[REQUIRED ACTION] From the line containing "Decode this image" to the end of the data, retype every line exactly and nothing else. Drop the pictures.

--- INFORMATION GIVEN Enclosed Below ---

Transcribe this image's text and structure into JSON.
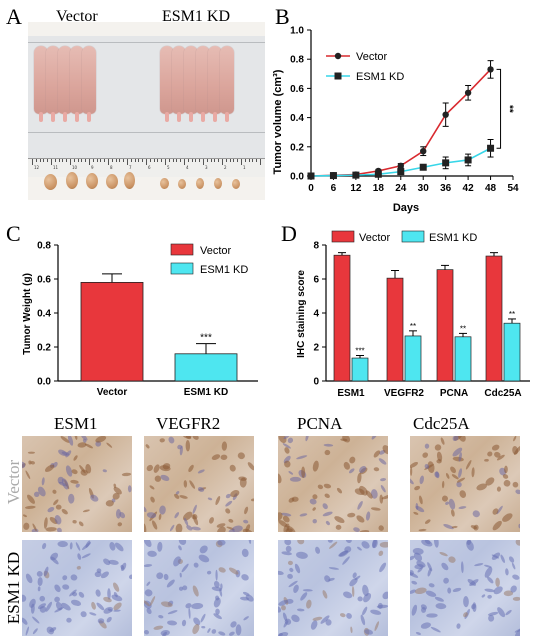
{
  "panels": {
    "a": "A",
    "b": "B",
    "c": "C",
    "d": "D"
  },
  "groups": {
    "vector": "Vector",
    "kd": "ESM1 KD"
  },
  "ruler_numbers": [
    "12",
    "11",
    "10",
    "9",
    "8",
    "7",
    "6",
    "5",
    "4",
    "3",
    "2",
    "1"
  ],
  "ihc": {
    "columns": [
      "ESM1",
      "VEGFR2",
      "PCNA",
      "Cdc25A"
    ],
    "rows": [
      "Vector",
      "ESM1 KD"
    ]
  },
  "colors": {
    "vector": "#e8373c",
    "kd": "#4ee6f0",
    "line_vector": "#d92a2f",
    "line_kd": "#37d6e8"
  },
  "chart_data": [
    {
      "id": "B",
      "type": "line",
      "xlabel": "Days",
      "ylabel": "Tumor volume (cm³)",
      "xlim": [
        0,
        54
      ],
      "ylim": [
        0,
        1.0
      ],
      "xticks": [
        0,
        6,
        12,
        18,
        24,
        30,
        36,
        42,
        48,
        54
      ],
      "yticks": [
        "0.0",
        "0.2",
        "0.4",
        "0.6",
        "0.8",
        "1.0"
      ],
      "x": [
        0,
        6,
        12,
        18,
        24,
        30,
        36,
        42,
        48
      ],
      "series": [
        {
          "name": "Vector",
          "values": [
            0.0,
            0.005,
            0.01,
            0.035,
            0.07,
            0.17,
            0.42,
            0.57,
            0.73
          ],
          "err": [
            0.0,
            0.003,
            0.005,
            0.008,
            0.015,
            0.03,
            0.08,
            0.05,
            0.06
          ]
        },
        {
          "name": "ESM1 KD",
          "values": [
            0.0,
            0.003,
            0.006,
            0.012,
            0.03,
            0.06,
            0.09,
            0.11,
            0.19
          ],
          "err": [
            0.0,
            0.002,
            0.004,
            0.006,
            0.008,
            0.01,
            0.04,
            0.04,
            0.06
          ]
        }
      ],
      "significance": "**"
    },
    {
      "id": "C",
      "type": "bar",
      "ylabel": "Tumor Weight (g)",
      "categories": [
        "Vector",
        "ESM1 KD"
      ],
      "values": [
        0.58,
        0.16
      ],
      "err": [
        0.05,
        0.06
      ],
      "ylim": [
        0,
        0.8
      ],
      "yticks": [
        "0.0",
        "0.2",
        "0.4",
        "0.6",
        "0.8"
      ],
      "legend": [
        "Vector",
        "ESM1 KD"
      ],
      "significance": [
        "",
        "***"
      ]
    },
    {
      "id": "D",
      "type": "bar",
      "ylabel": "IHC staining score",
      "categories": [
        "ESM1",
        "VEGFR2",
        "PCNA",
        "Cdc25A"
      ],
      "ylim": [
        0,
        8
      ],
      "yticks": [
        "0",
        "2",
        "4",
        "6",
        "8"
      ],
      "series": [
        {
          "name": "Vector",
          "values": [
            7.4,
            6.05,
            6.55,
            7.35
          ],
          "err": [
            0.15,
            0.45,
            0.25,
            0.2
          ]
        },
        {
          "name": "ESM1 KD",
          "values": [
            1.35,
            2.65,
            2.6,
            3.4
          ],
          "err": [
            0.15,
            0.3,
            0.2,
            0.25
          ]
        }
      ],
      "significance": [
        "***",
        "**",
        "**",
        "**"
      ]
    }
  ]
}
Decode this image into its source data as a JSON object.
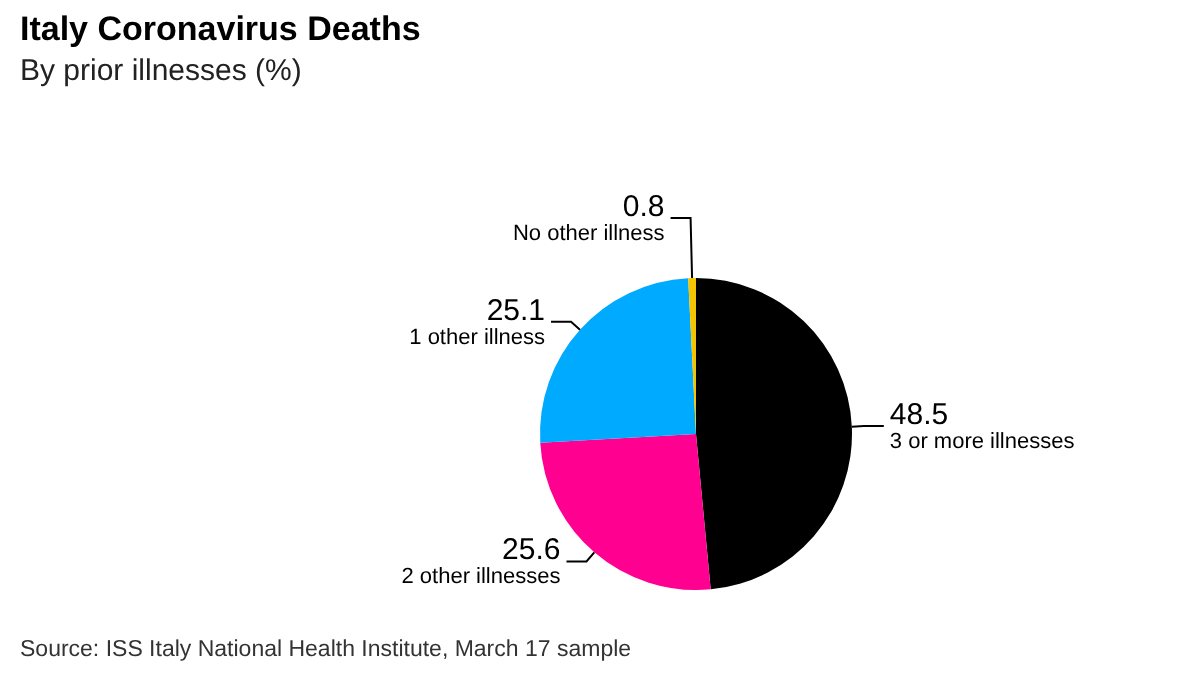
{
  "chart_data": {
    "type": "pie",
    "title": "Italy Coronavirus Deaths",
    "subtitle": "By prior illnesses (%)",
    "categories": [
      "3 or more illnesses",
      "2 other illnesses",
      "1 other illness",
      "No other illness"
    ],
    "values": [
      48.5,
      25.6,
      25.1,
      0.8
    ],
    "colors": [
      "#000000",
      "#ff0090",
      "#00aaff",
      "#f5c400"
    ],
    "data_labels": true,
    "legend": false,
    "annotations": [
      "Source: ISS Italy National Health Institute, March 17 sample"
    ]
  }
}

--- End of Enclosed INFORMATION GIVEN ---

[WORKED SOLUTION]
Decode this image into its source data as a JSON object.
{
  "chart_data": {
    "type": "pie",
    "title": "Italy Coronavirus Deaths",
    "subtitle": "By prior illnesses (%)",
    "categories": [
      "3 or more illnesses",
      "2 other illnesses",
      "1 other illness",
      "No other illness"
    ],
    "values": [
      48.5,
      25.6,
      25.1,
      0.8
    ],
    "colors": [
      "#000000",
      "#ff0090",
      "#00aaff",
      "#f5c400"
    ],
    "data_labels": true,
    "legend": false,
    "annotations": [
      "Source: ISS Italy National Health Institute, March 17 sample"
    ]
  }
}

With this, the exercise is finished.